> [The exercise] What is the count of lines that hold the word "Residual"? Give only the number.

> [Supplied records]
◆ ◆ ◆ ◆ ◆ ◆ ◆
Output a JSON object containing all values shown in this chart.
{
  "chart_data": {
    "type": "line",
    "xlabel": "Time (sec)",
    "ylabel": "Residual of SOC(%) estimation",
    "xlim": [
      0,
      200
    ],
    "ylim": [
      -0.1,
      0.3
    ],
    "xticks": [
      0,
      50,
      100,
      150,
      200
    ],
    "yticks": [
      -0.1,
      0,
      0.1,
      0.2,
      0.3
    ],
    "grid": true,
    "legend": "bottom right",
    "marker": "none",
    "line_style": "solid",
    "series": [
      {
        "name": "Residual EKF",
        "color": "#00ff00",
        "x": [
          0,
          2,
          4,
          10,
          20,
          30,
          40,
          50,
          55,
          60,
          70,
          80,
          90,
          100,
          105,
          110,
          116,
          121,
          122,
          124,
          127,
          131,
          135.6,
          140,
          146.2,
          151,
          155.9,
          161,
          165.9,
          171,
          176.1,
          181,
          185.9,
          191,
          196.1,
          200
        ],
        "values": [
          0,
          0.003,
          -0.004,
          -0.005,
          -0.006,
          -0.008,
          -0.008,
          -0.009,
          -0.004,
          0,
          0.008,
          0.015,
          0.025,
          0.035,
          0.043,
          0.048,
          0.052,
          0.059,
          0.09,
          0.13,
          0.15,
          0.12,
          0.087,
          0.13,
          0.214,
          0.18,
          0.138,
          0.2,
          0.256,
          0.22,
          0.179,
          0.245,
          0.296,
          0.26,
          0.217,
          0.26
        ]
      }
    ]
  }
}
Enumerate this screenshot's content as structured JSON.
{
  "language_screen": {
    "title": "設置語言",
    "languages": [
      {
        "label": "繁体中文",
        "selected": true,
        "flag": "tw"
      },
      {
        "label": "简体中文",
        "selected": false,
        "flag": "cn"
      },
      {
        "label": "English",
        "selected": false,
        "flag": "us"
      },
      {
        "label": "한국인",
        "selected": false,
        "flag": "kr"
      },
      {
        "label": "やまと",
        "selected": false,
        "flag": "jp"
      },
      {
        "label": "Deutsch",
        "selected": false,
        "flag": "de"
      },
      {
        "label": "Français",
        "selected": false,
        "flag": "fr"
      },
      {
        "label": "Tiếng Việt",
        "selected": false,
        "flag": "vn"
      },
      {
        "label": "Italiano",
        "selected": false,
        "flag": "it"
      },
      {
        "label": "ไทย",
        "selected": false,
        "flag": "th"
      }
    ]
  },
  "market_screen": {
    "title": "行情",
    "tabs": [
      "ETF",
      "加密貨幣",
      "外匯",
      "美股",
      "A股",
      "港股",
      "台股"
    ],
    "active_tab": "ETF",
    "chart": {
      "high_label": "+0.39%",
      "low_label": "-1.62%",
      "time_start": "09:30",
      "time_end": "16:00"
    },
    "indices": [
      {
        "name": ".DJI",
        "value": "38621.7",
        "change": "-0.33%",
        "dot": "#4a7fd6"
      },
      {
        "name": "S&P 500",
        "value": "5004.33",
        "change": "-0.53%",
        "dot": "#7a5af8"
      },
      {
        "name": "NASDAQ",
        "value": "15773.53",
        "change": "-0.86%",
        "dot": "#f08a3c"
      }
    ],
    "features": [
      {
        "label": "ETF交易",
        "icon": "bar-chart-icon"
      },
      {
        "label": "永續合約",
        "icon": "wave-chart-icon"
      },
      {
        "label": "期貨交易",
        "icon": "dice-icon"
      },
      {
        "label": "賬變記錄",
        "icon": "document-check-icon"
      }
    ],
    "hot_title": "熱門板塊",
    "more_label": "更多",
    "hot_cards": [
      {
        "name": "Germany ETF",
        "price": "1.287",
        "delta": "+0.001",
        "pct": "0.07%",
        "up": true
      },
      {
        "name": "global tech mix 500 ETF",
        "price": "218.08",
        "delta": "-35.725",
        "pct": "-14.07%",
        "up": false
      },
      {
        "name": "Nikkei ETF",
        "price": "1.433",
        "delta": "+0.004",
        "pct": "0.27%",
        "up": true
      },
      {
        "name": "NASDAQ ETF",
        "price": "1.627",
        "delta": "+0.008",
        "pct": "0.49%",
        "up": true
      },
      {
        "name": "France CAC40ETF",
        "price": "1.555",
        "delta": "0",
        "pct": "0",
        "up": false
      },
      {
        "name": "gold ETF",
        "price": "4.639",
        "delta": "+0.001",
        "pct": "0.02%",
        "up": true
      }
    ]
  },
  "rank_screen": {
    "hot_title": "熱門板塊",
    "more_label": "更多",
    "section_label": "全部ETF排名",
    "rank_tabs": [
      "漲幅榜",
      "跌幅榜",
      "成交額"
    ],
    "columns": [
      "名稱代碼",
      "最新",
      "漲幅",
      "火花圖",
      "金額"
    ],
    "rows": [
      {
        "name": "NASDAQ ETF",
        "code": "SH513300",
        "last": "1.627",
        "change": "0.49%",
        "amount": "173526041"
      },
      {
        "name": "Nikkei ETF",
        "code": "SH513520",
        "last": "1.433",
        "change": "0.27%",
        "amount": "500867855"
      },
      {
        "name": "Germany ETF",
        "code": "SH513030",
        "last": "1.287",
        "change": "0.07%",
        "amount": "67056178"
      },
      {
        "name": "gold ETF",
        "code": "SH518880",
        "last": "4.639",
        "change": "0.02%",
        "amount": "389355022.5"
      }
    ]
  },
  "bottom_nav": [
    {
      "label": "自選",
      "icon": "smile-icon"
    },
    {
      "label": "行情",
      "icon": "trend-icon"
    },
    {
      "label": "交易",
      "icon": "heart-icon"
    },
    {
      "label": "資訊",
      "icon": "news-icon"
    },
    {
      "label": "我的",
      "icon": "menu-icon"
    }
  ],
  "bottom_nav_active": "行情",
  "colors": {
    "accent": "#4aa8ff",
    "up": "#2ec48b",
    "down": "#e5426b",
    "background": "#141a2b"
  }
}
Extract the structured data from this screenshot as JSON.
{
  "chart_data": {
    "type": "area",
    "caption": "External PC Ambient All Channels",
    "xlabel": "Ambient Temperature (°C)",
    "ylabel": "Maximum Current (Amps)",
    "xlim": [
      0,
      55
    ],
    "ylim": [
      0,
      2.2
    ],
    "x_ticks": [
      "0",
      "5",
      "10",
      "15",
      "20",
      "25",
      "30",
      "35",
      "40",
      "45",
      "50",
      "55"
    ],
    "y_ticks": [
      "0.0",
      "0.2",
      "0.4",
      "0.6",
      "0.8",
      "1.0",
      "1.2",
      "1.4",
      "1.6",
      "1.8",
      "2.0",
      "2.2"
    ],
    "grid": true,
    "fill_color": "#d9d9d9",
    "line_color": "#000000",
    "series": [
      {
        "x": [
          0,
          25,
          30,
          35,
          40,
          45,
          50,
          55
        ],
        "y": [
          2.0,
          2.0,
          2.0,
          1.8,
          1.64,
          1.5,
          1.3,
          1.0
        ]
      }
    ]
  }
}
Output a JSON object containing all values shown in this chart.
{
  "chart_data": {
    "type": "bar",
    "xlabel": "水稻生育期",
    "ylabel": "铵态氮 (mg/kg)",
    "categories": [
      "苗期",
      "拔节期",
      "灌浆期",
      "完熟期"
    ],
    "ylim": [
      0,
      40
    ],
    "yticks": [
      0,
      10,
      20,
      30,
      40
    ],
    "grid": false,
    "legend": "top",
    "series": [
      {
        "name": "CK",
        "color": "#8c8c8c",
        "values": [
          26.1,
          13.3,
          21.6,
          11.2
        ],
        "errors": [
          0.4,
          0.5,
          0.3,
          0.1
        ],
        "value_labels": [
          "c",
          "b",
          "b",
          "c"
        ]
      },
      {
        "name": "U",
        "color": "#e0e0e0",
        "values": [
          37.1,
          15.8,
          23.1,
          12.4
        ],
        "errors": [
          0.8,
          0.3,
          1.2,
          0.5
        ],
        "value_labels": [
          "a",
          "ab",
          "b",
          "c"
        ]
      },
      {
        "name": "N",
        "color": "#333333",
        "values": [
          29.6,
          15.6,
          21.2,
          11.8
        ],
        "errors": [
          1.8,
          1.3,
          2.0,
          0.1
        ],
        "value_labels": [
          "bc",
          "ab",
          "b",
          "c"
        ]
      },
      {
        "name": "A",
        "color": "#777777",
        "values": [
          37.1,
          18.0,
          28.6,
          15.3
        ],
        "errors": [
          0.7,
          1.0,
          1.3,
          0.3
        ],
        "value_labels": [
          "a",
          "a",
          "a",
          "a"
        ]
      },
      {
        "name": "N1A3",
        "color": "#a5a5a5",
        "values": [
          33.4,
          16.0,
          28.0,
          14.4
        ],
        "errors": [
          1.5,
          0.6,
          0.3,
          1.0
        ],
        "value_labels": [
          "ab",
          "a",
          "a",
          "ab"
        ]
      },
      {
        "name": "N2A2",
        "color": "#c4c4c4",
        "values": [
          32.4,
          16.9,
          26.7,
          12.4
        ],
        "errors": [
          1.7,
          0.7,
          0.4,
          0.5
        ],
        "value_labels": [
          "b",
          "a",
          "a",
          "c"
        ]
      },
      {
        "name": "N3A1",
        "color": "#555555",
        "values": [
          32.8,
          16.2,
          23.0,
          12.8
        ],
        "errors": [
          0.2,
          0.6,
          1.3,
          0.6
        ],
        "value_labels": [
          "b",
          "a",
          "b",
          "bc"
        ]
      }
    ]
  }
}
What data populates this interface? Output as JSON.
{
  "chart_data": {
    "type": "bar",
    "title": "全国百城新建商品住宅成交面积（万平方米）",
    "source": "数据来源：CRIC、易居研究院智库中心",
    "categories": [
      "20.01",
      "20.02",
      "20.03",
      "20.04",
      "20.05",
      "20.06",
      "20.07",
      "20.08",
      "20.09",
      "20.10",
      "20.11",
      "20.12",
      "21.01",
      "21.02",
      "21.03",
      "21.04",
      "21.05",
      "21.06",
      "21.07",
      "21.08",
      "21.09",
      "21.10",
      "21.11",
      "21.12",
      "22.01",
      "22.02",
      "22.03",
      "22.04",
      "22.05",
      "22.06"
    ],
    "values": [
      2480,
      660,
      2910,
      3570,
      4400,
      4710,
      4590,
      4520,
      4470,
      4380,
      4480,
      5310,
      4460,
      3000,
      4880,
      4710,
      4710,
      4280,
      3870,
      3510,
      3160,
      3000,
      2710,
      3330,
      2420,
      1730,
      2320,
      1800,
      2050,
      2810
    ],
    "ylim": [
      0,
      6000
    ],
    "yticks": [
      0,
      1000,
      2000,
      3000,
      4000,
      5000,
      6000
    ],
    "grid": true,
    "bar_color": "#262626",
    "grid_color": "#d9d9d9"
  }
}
◆ ◆ ◆ ◆ ◆ ◆ ◆
> [Answer for this exercise] 2